>> Start Recorded information
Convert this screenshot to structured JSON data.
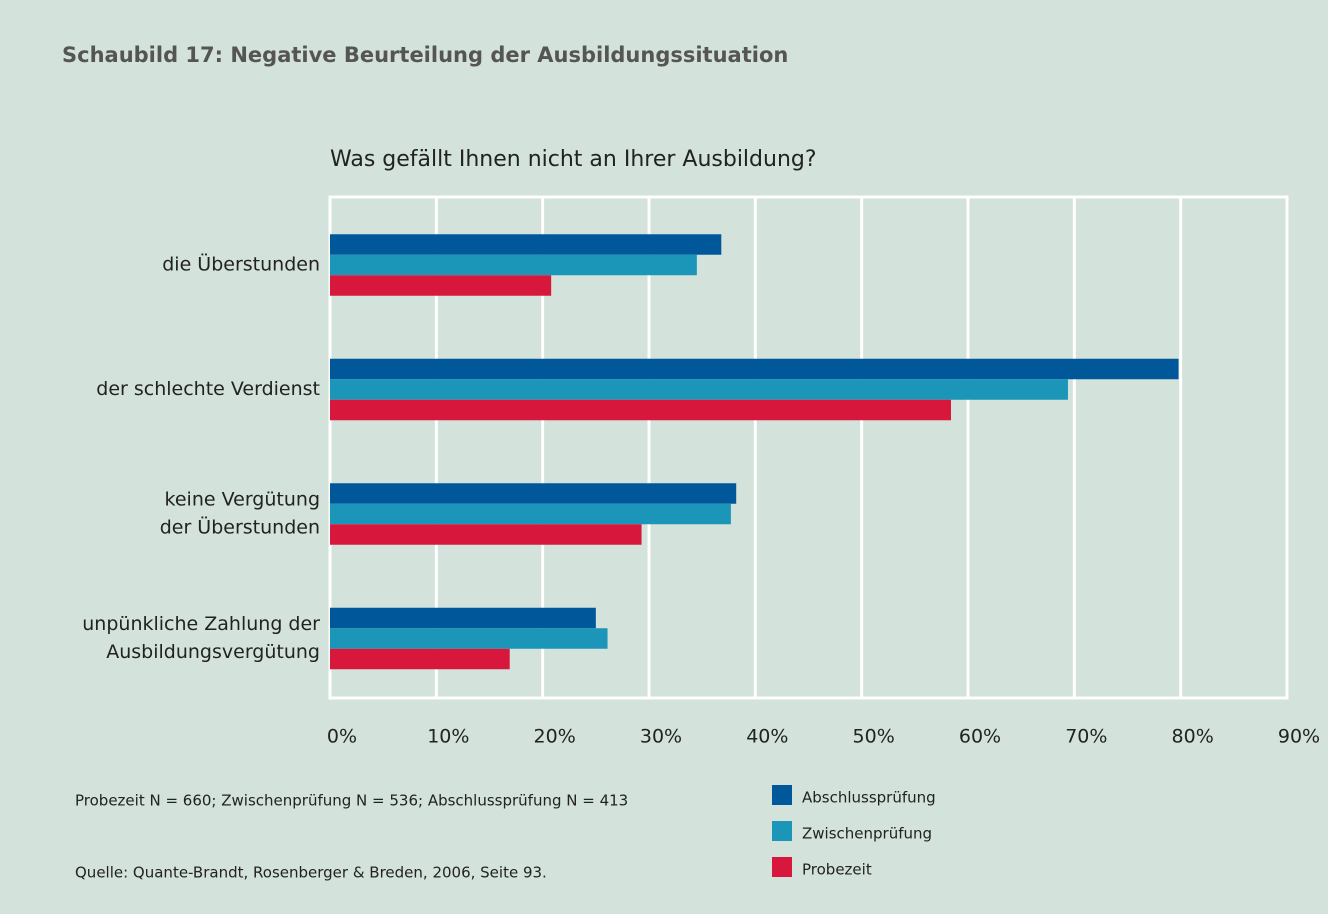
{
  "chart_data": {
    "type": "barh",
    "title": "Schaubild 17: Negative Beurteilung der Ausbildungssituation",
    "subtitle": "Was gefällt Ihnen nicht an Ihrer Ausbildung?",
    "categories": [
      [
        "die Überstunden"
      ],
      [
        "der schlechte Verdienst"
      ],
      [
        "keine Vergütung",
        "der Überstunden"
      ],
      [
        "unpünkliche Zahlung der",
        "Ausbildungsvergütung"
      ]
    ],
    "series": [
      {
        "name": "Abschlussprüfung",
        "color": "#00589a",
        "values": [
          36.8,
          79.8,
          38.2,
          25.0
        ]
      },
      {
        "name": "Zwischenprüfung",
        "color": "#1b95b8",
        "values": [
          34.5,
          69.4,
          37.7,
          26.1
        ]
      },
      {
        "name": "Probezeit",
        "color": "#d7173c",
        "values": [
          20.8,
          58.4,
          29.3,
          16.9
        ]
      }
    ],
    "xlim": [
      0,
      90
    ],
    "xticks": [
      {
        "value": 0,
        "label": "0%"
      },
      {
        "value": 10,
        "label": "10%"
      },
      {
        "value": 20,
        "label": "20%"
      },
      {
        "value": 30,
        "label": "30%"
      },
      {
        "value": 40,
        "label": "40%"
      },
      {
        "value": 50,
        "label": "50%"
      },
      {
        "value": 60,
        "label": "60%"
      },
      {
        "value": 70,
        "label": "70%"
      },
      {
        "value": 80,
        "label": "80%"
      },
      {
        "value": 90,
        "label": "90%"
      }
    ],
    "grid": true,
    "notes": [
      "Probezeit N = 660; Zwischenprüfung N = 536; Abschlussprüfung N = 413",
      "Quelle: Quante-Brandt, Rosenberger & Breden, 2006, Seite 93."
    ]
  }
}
>> End Recorded information
* _What the task asks_
Filter out all lines lacking the word "color" and copy the rest.

* _Solution to the exercise_
        "color": "#00589a",
        "color": "#1b95b8",
        "color": "#d7173c",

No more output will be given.